**Record set:**

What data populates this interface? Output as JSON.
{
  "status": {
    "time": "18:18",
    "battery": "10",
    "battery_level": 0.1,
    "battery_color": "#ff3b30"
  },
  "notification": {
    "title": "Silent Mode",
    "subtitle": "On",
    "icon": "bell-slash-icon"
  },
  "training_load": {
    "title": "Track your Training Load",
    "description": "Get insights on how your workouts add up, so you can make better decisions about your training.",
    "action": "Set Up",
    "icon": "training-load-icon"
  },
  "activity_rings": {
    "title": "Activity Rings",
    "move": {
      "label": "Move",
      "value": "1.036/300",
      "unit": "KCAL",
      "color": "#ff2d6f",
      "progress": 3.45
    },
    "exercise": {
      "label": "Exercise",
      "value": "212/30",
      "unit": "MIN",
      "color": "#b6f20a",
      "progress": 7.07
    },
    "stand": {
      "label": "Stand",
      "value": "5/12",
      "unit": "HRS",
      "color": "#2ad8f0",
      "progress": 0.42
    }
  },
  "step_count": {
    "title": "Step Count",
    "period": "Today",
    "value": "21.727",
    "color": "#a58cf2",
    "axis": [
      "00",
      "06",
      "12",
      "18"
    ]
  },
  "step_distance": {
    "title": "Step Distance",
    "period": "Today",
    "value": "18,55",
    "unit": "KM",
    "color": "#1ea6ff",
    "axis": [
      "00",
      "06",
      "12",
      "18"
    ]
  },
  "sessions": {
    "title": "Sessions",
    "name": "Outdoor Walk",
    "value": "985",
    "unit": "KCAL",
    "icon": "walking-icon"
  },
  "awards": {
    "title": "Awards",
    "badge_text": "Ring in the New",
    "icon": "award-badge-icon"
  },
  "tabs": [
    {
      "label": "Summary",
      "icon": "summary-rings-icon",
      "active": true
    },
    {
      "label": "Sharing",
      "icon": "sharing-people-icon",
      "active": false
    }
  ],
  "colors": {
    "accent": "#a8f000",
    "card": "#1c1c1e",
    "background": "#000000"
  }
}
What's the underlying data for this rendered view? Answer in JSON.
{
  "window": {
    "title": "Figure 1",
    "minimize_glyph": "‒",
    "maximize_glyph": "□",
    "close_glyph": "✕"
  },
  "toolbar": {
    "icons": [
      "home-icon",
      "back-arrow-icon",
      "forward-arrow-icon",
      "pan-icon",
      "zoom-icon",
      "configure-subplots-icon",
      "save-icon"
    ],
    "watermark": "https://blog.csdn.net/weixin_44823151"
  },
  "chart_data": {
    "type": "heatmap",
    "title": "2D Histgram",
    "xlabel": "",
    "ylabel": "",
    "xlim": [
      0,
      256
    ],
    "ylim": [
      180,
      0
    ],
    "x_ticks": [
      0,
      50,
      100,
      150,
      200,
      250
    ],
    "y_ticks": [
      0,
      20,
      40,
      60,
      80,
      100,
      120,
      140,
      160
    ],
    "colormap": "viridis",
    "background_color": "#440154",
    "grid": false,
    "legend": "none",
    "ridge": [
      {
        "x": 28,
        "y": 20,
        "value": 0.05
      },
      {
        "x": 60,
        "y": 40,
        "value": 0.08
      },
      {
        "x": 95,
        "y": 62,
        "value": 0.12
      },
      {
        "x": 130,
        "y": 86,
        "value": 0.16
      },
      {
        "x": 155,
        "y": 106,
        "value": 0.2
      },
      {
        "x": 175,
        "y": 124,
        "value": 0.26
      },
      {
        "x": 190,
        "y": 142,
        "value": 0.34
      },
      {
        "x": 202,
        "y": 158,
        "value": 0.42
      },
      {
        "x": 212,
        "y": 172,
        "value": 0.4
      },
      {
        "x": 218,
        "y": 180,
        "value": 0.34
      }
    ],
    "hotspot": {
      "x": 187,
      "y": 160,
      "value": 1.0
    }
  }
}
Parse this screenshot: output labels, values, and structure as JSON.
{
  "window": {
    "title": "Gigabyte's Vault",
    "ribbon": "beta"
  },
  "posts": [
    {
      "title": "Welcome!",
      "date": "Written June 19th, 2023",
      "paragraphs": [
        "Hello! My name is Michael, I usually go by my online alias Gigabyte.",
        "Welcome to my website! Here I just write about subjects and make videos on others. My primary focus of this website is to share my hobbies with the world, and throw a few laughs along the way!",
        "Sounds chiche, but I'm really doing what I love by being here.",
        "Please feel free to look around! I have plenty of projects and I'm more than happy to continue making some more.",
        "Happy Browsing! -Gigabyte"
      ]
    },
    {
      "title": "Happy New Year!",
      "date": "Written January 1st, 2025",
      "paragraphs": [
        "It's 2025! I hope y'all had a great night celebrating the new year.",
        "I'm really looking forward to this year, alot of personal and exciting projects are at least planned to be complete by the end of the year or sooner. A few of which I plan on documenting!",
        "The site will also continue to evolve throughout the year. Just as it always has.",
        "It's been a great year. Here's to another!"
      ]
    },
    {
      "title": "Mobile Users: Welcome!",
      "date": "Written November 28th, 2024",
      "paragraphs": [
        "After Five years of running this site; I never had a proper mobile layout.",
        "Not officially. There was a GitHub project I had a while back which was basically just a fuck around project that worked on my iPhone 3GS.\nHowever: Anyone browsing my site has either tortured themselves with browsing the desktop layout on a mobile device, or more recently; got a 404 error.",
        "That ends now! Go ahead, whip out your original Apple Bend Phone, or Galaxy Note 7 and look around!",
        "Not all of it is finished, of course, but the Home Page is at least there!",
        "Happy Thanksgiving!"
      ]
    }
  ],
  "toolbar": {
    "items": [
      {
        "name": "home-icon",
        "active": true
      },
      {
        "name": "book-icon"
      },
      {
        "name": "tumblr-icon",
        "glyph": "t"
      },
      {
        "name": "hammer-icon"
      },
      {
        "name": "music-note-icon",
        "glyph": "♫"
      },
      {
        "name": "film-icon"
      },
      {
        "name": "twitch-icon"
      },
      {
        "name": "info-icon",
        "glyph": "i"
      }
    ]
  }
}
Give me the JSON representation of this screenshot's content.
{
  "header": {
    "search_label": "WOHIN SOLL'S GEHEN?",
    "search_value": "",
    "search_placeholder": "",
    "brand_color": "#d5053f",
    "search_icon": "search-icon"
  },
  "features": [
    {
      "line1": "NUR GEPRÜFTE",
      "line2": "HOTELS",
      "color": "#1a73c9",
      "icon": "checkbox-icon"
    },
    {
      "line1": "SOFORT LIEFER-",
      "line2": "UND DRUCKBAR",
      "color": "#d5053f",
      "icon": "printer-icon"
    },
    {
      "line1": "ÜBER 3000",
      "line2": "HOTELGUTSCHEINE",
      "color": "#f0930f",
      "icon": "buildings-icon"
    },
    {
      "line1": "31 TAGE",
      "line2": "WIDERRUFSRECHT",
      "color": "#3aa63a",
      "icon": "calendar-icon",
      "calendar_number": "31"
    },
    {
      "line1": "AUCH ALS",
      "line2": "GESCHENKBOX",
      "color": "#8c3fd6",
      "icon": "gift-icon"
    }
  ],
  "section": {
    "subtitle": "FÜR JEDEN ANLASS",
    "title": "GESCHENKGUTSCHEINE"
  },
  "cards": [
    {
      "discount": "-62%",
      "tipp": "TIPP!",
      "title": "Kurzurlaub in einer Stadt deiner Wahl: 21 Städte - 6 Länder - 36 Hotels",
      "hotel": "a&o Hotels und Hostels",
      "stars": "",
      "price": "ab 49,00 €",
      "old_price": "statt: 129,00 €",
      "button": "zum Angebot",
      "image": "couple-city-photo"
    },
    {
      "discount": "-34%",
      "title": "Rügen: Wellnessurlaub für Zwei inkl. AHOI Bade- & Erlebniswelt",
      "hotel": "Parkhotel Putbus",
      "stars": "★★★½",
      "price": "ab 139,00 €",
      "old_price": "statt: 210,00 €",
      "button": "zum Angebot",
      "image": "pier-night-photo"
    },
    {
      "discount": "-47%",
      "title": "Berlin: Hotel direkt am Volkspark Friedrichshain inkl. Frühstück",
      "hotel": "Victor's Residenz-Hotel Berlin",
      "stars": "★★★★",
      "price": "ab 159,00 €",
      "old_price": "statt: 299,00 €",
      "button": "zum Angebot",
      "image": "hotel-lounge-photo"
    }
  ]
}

**Your objective:** The answer is the number of lines in the preceding material that hold "discount"; write that number and nothing else.

**Solution below:** 3